Written task:
Drop all images and give the records again exactly.

[start of Extracted information]

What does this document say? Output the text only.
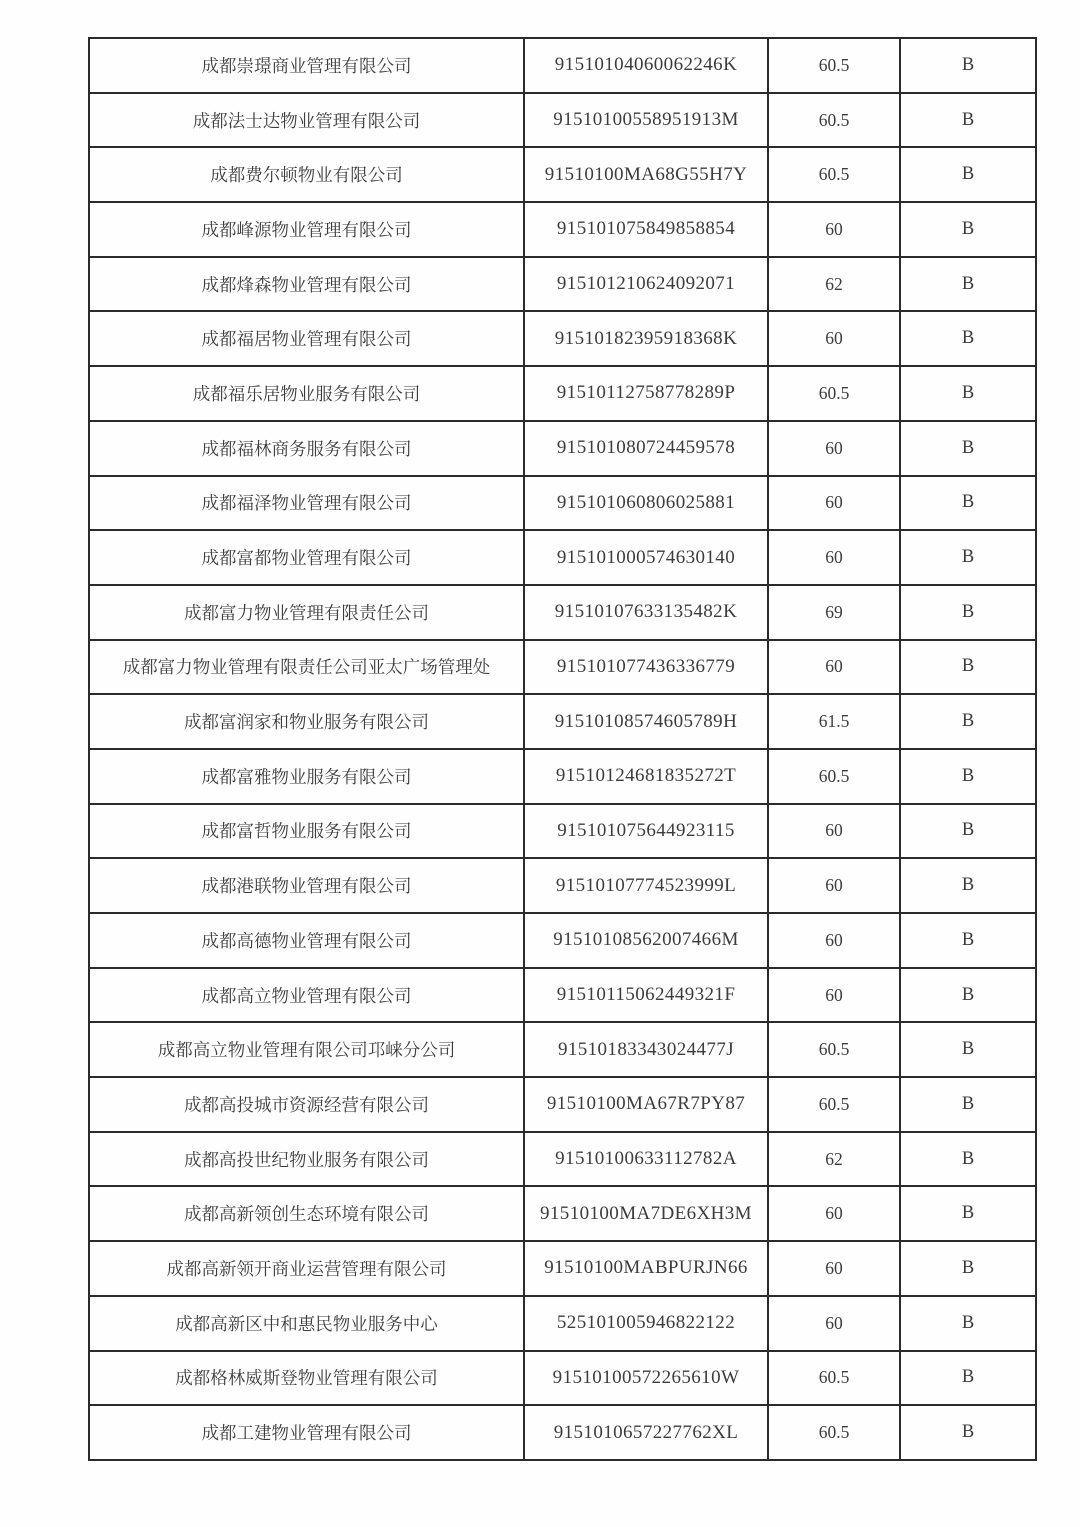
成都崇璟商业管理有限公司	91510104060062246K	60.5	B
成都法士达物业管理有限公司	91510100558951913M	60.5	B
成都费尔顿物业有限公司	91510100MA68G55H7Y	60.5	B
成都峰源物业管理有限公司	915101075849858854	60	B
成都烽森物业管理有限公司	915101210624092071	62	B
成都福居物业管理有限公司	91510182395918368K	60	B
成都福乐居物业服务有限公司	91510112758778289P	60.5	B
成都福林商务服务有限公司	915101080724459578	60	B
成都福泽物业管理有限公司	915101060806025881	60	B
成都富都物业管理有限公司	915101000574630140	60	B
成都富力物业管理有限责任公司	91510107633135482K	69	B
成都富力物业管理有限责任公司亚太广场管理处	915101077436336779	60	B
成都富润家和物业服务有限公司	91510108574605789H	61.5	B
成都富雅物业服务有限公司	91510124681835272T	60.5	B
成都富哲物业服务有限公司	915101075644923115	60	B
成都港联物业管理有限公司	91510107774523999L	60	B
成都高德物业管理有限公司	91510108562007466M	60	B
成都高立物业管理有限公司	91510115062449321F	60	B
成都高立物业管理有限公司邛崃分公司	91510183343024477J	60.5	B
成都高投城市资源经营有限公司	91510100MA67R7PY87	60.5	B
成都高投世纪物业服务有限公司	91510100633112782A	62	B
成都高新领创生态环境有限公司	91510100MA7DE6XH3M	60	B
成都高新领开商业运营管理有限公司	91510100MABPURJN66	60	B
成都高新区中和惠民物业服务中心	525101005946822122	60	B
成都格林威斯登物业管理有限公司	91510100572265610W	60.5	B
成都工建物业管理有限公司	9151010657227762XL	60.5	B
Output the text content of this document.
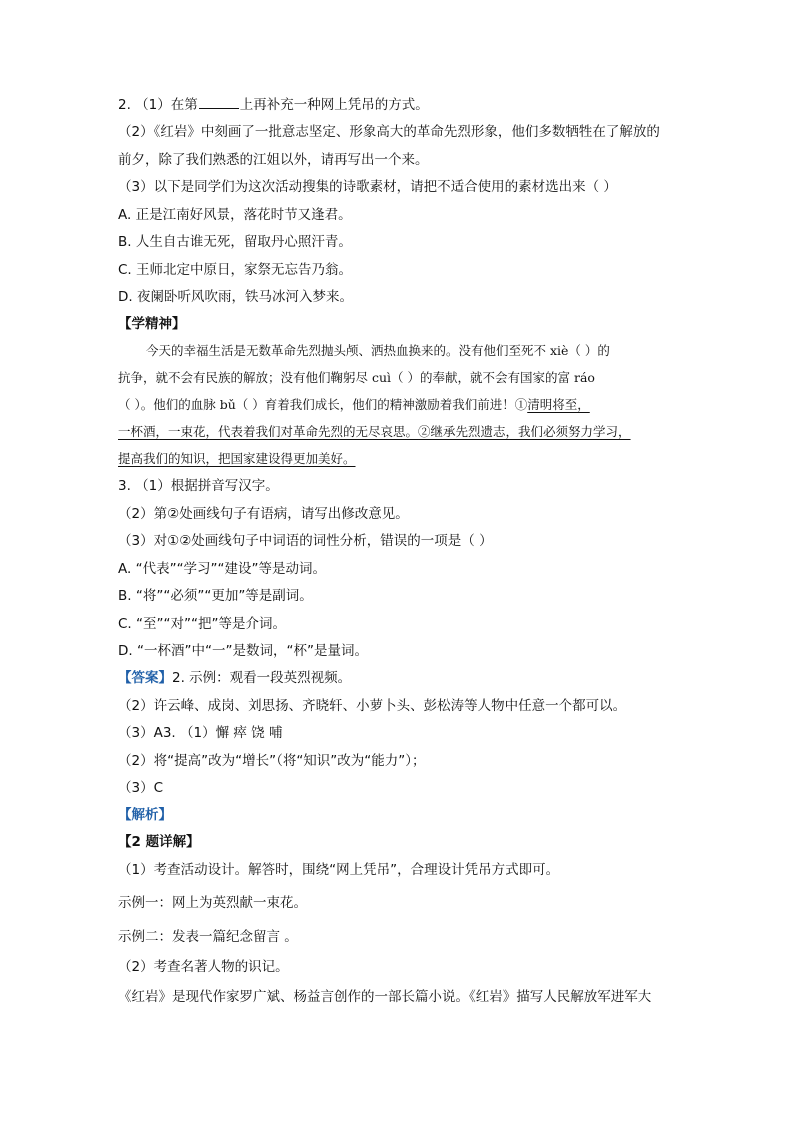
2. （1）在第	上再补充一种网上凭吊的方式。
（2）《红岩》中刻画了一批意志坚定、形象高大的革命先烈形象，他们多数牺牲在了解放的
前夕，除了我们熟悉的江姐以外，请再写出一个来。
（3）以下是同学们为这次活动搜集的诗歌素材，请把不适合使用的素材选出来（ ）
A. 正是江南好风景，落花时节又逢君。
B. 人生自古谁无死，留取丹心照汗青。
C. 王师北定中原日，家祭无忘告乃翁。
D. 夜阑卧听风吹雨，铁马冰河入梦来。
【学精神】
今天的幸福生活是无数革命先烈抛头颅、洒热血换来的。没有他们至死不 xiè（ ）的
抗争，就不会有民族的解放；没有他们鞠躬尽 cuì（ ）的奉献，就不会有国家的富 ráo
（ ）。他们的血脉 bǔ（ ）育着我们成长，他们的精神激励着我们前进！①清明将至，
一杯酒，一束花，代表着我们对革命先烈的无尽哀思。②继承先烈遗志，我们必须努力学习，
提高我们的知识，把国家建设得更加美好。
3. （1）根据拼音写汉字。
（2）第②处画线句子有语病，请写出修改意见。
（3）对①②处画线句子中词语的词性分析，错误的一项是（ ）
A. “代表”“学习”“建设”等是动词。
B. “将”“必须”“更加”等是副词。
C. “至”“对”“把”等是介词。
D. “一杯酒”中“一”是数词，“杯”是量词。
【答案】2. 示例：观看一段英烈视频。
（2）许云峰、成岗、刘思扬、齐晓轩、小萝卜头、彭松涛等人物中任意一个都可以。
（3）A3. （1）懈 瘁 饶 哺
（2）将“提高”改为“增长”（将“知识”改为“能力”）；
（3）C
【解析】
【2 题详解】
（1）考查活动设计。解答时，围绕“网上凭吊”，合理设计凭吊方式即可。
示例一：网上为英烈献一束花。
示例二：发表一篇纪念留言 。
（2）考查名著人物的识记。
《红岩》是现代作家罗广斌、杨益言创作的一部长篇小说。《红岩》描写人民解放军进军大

[end of Extracted information]

Result for this task:
What does this document say? Output the text only.
成都崇璟商业管理有限公司	91510104060062246K	60.5	B
成都法士达物业管理有限公司	91510100558951913M	60.5	B
成都费尔顿物业有限公司	91510100MA68G55H7Y	60.5	B
成都峰源物业管理有限公司	915101075849858854	60	B
成都烽森物业管理有限公司	915101210624092071	62	B
成都福居物业管理有限公司	91510182395918368K	60	B
成都福乐居物业服务有限公司	91510112758778289P	60.5	B
成都福林商务服务有限公司	915101080724459578	60	B
成都福泽物业管理有限公司	915101060806025881	60	B
成都富都物业管理有限公司	915101000574630140	60	B
成都富力物业管理有限责任公司	91510107633135482K	69	B
成都富力物业管理有限责任公司亚太广场管理处	915101077436336779	60	B
成都富润家和物业服务有限公司	91510108574605789H	61.5	B
成都富雅物业服务有限公司	91510124681835272T	60.5	B
成都富哲物业服务有限公司	915101075644923115	60	B
成都港联物业管理有限公司	91510107774523999L	60	B
成都高德物业管理有限公司	91510108562007466M	60	B
成都高立物业管理有限公司	91510115062449321F	60	B
成都高立物业管理有限公司邛崃分公司	91510183343024477J	60.5	B
成都高投城市资源经营有限公司	91510100MA67R7PY87	60.5	B
成都高投世纪物业服务有限公司	91510100633112782A	62	B
成都高新领创生态环境有限公司	91510100MA7DE6XH3M	60	B
成都高新领开商业运营管理有限公司	91510100MABPURJN66	60	B
成都高新区中和惠民物业服务中心	525101005946822122	60	B
成都格林威斯登物业管理有限公司	91510100572265610W	60.5	B
成都工建物业管理有限公司	9151010657227762XL	60.5	B
Output the text content of this document.
2. （1）在第	上再补充一种网上凭吊的方式。
（2）《红岩》中刻画了一批意志坚定、形象高大的革命先烈形象，他们多数牺牲在了解放的
前夕，除了我们熟悉的江姐以外，请再写出一个来。
（3）以下是同学们为这次活动搜集的诗歌素材，请把不适合使用的素材选出来（ ）
A. 正是江南好风景，落花时节又逢君。
B. 人生自古谁无死，留取丹心照汗青。
C. 王师北定中原日，家祭无忘告乃翁。
D. 夜阑卧听风吹雨，铁马冰河入梦来。
【学精神】
今天的幸福生活是无数革命先烈抛头颅、洒热血换来的。没有他们至死不 xiè（ ）的
抗争，就不会有民族的解放；没有他们鞠躬尽 cuì（ ）的奉献，就不会有国家的富 ráo
（ ）。他们的血脉 bǔ（ ）育着我们成长，他们的精神激励着我们前进！①清明将至，
一杯酒，一束花，代表着我们对革命先烈的无尽哀思。②继承先烈遗志，我们必须努力学习，
提高我们的知识，把国家建设得更加美好。
3. （1）根据拼音写汉字。
（2）第②处画线句子有语病，请写出修改意见。
（3）对①②处画线句子中词语的词性分析，错误的一项是（ ）
A. “代表”“学习”“建设”等是动词。
B. “将”“必须”“更加”等是副词。
C. “至”“对”“把”等是介词。
D. “一杯酒”中“一”是数词，“杯”是量词。
【答案】2. 示例：观看一段英烈视频。
（2）许云峰、成岗、刘思扬、齐晓轩、小萝卜头、彭松涛等人物中任意一个都可以。
（3）A3. （1）懈 瘁 饶 哺
（2）将“提高”改为“增长”（将“知识”改为“能力”）；
（3）C
【解析】
【2 题详解】
（1）考查活动设计。解答时，围绕“网上凭吊”，合理设计凭吊方式即可。
示例一：网上为英烈献一束花。
示例二：发表一篇纪念留言 。
（2）考查名著人物的识记。
《红岩》是现代作家罗广斌、杨益言创作的一部长篇小说。《红岩》描写人民解放军进军大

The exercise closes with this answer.